[Stored data]
- - -

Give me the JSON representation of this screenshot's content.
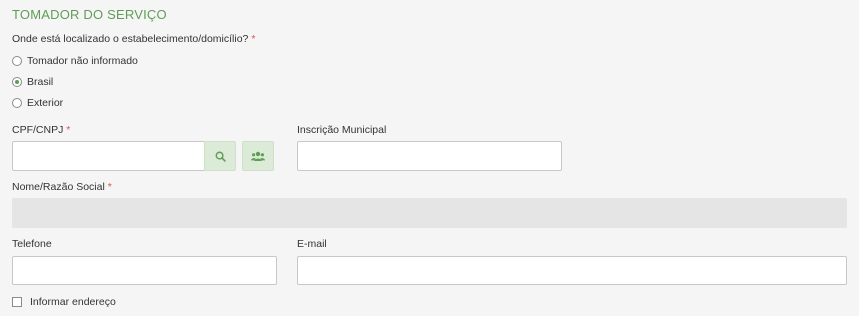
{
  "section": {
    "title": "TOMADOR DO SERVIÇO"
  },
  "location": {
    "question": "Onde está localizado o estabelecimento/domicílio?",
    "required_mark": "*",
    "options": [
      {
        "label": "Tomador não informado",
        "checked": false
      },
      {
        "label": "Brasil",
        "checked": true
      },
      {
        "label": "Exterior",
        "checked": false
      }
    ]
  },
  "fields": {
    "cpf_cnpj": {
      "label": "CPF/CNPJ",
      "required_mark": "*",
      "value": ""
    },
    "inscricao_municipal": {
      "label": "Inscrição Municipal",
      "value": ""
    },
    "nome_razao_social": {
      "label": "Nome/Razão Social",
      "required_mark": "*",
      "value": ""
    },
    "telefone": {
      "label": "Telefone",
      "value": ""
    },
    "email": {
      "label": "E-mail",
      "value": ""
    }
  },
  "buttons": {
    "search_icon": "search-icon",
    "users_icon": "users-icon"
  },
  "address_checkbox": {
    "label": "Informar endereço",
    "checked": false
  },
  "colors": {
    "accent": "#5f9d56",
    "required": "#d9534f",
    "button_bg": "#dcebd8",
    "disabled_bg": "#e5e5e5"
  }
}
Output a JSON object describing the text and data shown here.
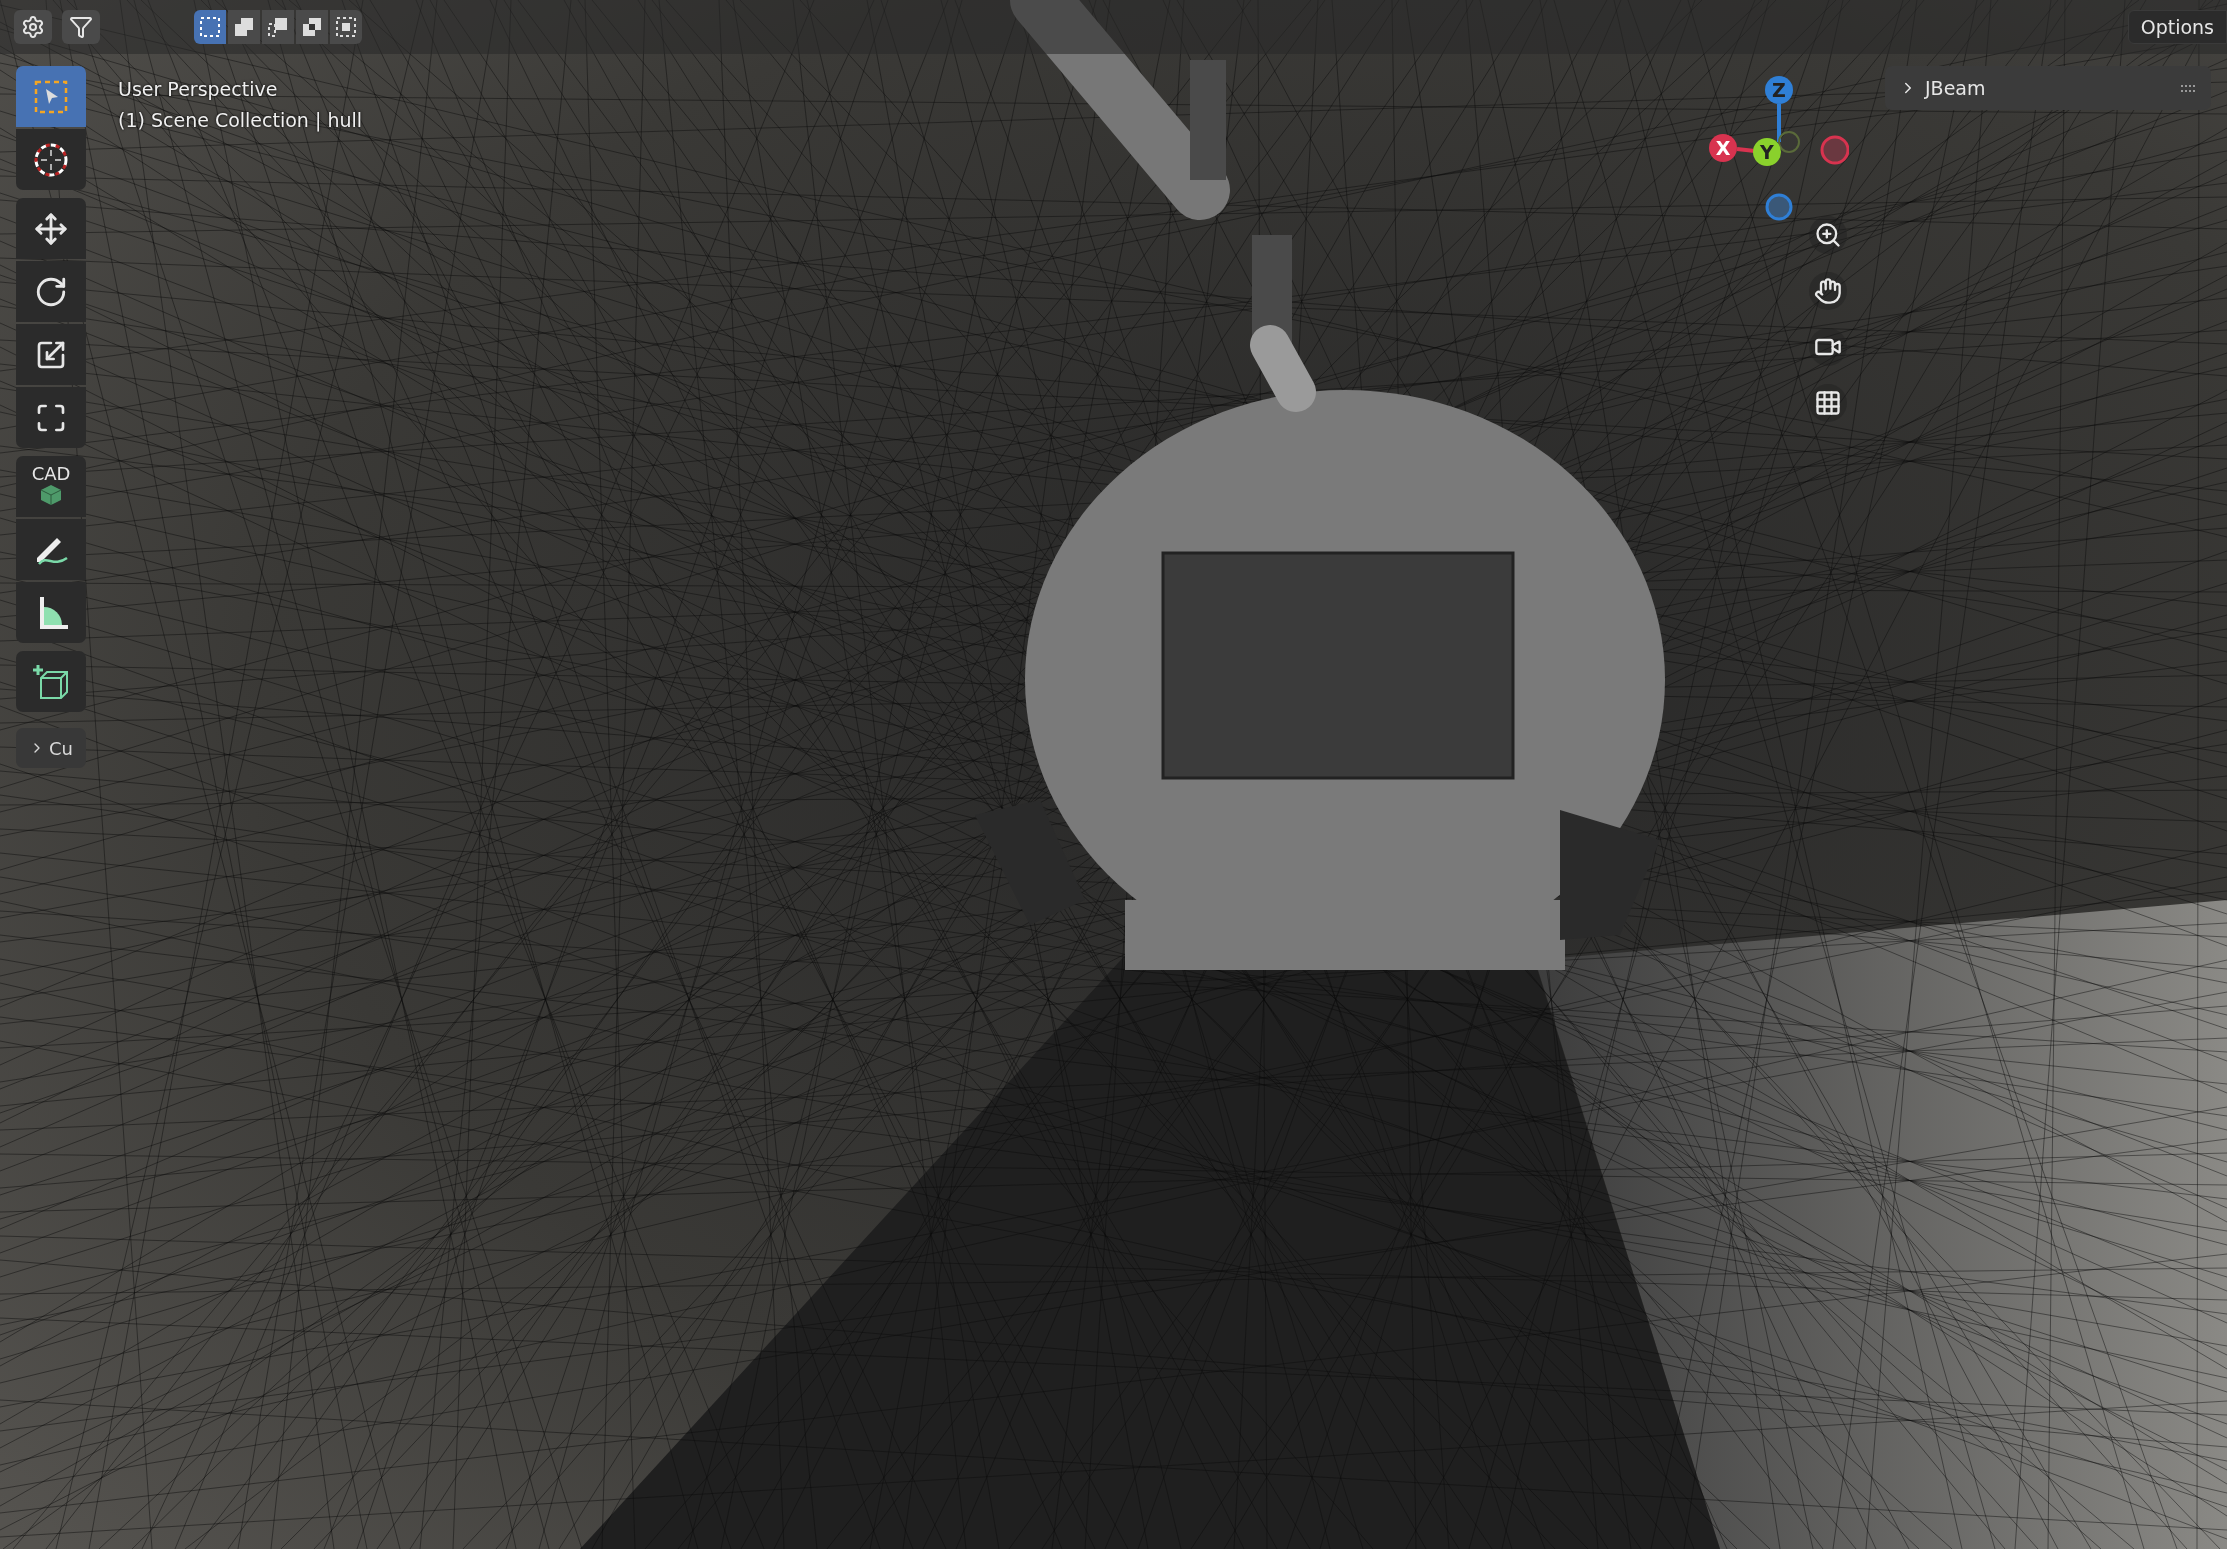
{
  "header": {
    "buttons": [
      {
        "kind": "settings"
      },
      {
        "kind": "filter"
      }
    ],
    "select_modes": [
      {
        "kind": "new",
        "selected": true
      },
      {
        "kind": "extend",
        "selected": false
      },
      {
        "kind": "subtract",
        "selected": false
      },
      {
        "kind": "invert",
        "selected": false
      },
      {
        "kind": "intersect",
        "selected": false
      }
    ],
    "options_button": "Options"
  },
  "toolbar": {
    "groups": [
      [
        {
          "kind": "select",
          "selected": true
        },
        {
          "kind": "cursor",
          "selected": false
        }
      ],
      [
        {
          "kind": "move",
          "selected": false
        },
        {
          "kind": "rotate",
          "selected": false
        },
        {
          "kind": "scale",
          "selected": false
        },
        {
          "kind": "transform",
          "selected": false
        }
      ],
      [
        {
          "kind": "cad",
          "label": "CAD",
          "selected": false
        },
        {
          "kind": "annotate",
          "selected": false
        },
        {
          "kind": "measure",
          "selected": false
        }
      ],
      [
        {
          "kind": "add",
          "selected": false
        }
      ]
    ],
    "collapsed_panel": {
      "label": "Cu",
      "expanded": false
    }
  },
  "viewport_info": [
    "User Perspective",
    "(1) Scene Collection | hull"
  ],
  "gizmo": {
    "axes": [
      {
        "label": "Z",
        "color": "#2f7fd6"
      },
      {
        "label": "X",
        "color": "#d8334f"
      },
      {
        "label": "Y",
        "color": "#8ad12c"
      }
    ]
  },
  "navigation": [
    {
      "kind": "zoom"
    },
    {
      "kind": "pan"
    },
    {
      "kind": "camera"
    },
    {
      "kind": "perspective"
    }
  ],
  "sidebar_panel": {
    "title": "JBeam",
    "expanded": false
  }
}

- - -

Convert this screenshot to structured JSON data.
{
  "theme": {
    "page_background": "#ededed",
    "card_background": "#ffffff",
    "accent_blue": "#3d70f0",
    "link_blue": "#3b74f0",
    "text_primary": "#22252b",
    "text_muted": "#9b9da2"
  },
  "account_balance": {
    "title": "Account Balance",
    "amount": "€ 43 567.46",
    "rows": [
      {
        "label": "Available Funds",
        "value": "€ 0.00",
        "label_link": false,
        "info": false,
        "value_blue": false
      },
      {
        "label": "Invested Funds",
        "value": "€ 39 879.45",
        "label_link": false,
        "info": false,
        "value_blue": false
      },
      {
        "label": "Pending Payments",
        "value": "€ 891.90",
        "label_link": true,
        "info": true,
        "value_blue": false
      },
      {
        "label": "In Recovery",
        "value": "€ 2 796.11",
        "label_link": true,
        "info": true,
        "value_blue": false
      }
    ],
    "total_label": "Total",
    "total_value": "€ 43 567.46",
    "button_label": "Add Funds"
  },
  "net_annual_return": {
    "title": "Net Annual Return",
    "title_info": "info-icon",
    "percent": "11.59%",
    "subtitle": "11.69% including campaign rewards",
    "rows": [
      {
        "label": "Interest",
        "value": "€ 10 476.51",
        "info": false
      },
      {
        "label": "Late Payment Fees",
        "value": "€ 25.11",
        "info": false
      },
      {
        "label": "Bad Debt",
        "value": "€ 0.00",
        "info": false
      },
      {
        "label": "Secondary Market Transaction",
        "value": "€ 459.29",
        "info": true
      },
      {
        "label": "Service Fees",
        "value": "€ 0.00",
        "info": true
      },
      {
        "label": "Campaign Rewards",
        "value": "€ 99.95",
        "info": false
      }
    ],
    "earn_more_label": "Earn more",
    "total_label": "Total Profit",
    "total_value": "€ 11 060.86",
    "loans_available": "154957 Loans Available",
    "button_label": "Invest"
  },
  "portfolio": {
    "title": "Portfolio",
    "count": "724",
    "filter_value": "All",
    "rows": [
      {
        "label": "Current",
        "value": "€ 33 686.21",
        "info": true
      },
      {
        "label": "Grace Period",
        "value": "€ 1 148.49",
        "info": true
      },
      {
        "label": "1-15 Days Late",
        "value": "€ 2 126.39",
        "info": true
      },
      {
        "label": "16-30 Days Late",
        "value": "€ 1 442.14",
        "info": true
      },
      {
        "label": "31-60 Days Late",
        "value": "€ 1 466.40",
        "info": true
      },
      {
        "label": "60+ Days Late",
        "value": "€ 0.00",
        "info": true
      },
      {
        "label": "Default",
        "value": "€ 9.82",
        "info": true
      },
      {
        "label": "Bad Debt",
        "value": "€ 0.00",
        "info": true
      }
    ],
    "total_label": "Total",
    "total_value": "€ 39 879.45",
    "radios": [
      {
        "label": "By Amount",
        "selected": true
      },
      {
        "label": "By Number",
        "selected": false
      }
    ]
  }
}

- - -

§ **OBJECTIVE**
Tally up the lines in the preceding listing that contain the string "Fees". Respond with the number and nothing else.

§ **ANSWER TO THE PROBLEM**
2